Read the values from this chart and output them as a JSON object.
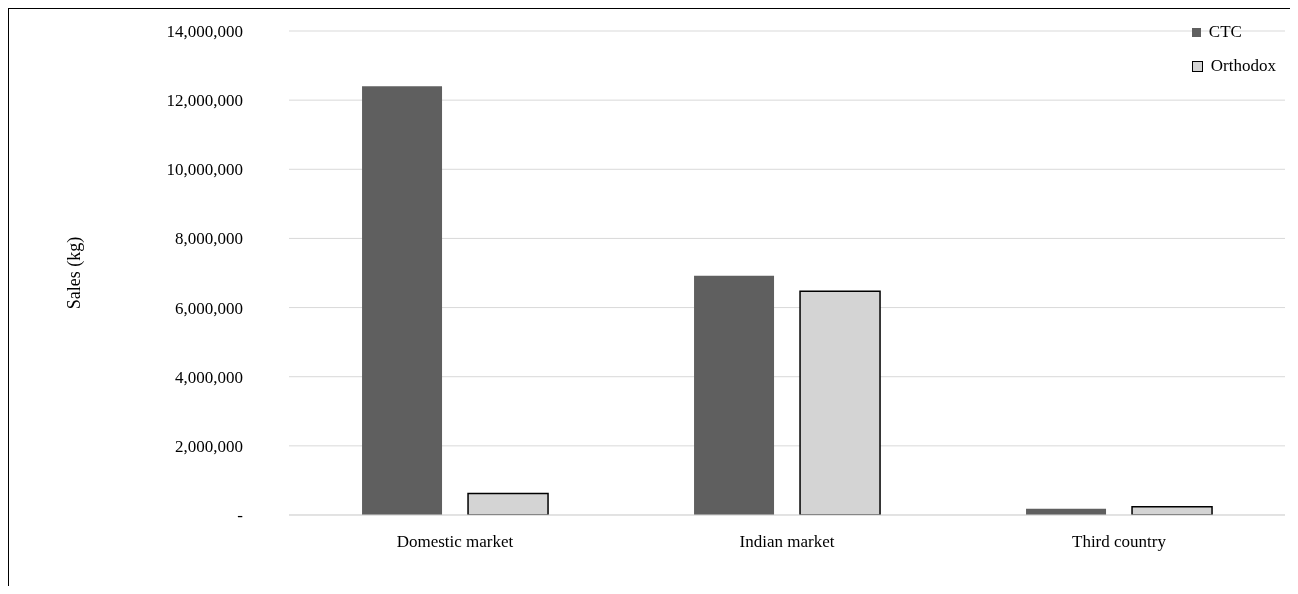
{
  "chart_data": {
    "type": "bar",
    "ylabel": "Sales (kg)",
    "categories": [
      "Domestic market",
      "Indian market",
      "Third country"
    ],
    "series": [
      {
        "name": "CTC",
        "color": "#5f5f5f",
        "values": [
          12400000,
          6920000,
          180000
        ]
      },
      {
        "name": "Orthodox",
        "color": "#d4d4d4",
        "values": [
          620000,
          6470000,
          240000
        ]
      }
    ],
    "ylim": [
      0,
      14000000
    ],
    "yticks": [
      {
        "value": 0,
        "label": "-"
      },
      {
        "value": 2000000,
        "label": "2,000,000"
      },
      {
        "value": 4000000,
        "label": "4,000,000"
      },
      {
        "value": 6000000,
        "label": "6,000,000"
      },
      {
        "value": 8000000,
        "label": "8,000,000"
      },
      {
        "value": 10000000,
        "label": "10,000,000"
      },
      {
        "value": 12000000,
        "label": "12,000,000"
      },
      {
        "value": 14000000,
        "label": "14,000,000"
      }
    ],
    "grid": "y",
    "legend": "top right"
  }
}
++++++++++++++++++++
EXERCISE AIM: Reproduce every entry word for word, but omit the pictures.

WRITTEN SOLUTION:
Read the values from this chart and output them as a JSON object.
{
  "chart_data": {
    "type": "bar",
    "ylabel": "Sales (kg)",
    "categories": [
      "Domestic market",
      "Indian market",
      "Third country"
    ],
    "series": [
      {
        "name": "CTC",
        "color": "#5f5f5f",
        "values": [
          12400000,
          6920000,
          180000
        ]
      },
      {
        "name": "Orthodox",
        "color": "#d4d4d4",
        "values": [
          620000,
          6470000,
          240000
        ]
      }
    ],
    "ylim": [
      0,
      14000000
    ],
    "yticks": [
      {
        "value": 0,
        "label": "-"
      },
      {
        "value": 2000000,
        "label": "2,000,000"
      },
      {
        "value": 4000000,
        "label": "4,000,000"
      },
      {
        "value": 6000000,
        "label": "6,000,000"
      },
      {
        "value": 8000000,
        "label": "8,000,000"
      },
      {
        "value": 10000000,
        "label": "10,000,000"
      },
      {
        "value": 12000000,
        "label": "12,000,000"
      },
      {
        "value": 14000000,
        "label": "14,000,000"
      }
    ],
    "grid": "y",
    "legend": "top right"
  }
}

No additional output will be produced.